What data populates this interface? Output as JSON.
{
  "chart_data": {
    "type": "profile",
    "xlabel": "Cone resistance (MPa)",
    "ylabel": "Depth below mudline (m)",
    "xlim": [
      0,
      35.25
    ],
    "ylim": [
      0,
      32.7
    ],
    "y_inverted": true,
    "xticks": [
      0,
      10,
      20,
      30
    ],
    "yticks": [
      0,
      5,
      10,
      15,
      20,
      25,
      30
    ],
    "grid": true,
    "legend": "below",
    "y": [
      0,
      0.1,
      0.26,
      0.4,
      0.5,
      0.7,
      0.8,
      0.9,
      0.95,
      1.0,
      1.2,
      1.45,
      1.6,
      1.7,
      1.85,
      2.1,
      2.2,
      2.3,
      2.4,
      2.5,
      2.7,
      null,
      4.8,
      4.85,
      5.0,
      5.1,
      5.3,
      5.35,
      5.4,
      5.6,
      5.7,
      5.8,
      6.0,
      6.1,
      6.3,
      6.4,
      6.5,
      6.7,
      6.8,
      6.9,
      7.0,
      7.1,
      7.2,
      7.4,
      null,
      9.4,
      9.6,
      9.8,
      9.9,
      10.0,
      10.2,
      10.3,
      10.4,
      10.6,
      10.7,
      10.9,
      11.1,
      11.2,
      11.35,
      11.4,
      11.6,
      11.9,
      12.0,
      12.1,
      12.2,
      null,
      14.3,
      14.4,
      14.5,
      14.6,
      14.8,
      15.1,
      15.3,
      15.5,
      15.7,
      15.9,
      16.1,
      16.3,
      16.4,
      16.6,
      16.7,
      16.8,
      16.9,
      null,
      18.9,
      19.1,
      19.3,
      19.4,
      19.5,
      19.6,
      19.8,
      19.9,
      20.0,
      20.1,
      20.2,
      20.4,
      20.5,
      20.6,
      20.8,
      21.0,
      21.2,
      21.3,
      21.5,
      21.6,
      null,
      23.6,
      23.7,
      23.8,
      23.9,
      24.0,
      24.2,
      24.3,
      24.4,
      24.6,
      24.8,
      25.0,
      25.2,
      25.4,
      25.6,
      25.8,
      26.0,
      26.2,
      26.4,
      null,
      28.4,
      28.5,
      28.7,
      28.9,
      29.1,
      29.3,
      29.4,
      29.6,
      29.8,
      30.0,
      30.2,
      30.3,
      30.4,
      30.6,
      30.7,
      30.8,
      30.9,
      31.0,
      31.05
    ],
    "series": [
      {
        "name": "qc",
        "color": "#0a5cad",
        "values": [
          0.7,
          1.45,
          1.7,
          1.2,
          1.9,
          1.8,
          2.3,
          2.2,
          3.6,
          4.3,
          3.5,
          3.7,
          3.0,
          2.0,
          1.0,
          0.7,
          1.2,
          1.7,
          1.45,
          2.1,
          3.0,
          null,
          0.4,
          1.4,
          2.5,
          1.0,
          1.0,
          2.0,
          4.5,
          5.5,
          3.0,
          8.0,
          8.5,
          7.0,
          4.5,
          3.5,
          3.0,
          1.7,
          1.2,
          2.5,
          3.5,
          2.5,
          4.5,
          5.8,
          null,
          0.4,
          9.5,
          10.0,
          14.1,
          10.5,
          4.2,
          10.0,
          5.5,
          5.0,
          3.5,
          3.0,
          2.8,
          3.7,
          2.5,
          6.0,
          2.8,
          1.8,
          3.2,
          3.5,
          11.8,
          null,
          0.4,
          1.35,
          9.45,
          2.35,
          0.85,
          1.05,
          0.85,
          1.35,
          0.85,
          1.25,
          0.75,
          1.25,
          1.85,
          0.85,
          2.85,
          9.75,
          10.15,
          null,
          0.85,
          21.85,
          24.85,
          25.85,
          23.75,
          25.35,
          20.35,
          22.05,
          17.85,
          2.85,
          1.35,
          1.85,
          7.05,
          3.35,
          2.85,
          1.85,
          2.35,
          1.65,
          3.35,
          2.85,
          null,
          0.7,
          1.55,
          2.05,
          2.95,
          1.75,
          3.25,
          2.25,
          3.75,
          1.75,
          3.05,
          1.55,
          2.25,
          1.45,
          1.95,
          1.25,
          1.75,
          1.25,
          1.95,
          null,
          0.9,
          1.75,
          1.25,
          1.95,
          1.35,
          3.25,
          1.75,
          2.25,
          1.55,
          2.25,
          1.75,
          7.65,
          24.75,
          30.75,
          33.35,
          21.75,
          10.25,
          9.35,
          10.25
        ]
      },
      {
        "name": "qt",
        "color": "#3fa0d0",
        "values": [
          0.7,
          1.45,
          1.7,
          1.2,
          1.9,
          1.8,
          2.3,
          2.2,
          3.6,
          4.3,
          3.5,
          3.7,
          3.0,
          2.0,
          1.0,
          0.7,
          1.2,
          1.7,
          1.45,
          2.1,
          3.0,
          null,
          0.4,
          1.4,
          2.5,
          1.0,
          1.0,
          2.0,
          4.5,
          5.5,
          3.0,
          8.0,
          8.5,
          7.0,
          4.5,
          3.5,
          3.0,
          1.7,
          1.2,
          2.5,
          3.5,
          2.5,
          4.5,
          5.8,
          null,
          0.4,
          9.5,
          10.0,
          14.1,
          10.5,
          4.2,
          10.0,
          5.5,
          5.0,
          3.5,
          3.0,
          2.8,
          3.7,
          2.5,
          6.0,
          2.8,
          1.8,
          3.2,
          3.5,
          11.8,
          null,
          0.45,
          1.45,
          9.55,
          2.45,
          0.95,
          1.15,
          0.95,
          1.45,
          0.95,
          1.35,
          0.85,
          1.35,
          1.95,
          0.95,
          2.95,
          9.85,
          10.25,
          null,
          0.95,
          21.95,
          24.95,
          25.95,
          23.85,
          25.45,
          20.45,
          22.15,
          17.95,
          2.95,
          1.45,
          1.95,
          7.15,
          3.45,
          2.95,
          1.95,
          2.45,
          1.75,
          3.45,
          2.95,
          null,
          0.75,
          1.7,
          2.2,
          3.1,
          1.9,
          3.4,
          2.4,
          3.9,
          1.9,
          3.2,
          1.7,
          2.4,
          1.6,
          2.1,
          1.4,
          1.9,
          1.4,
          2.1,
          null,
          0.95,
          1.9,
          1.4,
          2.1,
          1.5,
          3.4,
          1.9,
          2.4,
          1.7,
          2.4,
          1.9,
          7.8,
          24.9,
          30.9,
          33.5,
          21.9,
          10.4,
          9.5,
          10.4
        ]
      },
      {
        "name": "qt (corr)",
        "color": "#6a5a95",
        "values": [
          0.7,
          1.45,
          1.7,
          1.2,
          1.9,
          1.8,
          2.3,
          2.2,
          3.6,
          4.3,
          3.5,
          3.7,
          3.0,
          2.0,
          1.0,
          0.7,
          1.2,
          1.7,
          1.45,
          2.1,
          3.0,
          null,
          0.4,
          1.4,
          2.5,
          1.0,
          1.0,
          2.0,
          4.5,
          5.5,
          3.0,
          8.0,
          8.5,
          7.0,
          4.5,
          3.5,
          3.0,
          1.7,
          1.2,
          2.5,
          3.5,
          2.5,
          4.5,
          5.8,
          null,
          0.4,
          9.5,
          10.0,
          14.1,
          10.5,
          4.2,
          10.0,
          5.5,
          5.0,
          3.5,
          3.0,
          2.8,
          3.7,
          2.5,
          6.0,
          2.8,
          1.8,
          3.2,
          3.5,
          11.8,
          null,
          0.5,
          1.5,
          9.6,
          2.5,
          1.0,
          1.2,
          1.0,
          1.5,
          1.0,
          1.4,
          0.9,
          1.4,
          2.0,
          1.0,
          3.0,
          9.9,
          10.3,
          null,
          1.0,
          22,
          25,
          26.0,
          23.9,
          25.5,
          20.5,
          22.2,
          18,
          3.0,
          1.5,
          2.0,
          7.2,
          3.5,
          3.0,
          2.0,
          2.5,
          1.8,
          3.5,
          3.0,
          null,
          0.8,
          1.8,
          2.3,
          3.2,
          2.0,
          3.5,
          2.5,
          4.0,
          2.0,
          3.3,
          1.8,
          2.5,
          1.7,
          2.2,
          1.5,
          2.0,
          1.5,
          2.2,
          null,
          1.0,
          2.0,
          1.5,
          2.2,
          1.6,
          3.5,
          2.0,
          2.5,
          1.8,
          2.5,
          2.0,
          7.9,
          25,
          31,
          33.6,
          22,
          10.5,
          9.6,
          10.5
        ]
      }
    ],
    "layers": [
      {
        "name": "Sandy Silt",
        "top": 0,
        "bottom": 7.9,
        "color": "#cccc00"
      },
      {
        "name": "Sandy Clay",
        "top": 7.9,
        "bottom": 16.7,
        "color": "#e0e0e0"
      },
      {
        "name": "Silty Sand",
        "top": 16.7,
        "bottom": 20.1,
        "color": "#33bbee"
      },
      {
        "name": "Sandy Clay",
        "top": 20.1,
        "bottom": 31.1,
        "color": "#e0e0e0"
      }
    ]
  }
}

▸ Stated goal
Copy each line of the listing in which the word "below" can be found.

▸ Answer to the exercise
    "ylabel": "Depth below mudline (m)",
    "legend": "below",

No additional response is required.